---------- MATERIALS PROVIDED ----------

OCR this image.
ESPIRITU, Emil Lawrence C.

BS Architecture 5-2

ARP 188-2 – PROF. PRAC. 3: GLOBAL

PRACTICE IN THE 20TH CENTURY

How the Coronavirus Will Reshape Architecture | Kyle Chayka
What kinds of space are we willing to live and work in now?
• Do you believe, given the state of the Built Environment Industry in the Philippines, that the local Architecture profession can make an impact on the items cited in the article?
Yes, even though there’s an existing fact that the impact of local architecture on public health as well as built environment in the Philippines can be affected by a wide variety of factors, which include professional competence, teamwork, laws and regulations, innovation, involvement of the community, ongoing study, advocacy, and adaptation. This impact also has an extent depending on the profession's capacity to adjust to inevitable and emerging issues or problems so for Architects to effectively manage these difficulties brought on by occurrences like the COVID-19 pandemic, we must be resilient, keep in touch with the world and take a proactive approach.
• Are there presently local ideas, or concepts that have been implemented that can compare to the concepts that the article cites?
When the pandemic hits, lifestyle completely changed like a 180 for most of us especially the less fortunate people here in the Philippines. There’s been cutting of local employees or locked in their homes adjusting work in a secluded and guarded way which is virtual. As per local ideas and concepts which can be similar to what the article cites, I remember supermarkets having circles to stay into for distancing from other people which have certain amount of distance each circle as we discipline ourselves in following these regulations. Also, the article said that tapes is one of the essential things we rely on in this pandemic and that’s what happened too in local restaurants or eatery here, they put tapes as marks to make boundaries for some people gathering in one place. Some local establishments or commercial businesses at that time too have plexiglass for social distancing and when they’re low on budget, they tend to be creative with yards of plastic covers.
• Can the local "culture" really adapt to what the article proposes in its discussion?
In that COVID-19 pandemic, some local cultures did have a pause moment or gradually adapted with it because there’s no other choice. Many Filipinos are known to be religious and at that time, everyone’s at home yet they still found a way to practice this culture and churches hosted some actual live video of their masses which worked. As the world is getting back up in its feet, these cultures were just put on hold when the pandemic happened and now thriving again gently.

----------

The records above should be duplicated in full, exactly as given.

OCR this image.
ESPIRITU, Emil Lawrence C.

BS Architecture 5-2

ARP 188-2 – PROF. PRAC. 3: GLOBAL

PRACTICE IN THE 20TH CENTURY

How the Coronavirus Will Reshape Architecture | Kyle Chayka
What kinds of space are we willing to live and work in now?
• Do you believe, given the state of the Built Environment Industry in the Philippines, that the local Architecture profession can make an impact on the items cited in the article?
Yes, even though there’s an existing fact that the impact of local architecture on public health as well as built environment in the Philippines can be affected by a wide variety of factors, which include professional competence, teamwork, laws and regulations, innovation, involvement of the community, ongoing study, advocacy, and adaptation. This impact also has an extent depending on the profession's capacity to adjust to inevitable and emerging issues or problems so for Architects to effectively manage these difficulties brought on by occurrences like the COVID-19 pandemic, we must be resilient, keep in touch with the world and take a proactive approach.
• Are there presently local ideas, or concepts that have been implemented that can compare to the concepts that the article cites?
When the pandemic hits, lifestyle completely changed like a 180 for most of us especially the less fortunate people here in the Philippines. There’s been cutting of local employees or locked in their homes adjusting work in a secluded and guarded way which is virtual. As per local ideas and concepts which can be similar to what the article cites, I remember supermarkets having circles to stay into for distancing from other people which have certain amount of distance each circle as we discipline ourselves in following these regulations. Also, the article said that tapes is one of the essential things we rely on in this pandemic and that’s what happened too in local restaurants or eatery here, they put tapes as marks to make boundaries for some people gathering in one place. Some local establishments or commercial businesses at that time too have plexiglass for social distancing and when they’re low on budget, they tend to be creative with yards of plastic covers.
• Can the local "culture" really adapt to what the article proposes in its discussion?
In that COVID-19 pandemic, some local cultures did have a pause moment or gradually adapted with it because there’s no other choice. Many Filipinos are known to be religious and at that time, everyone’s at home yet they still found a way to practice this culture and churches hosted some actual live video of their masses which worked. As the world is getting back up in its feet, these cultures were just put on hold when the pandemic happened and now thriving again gently.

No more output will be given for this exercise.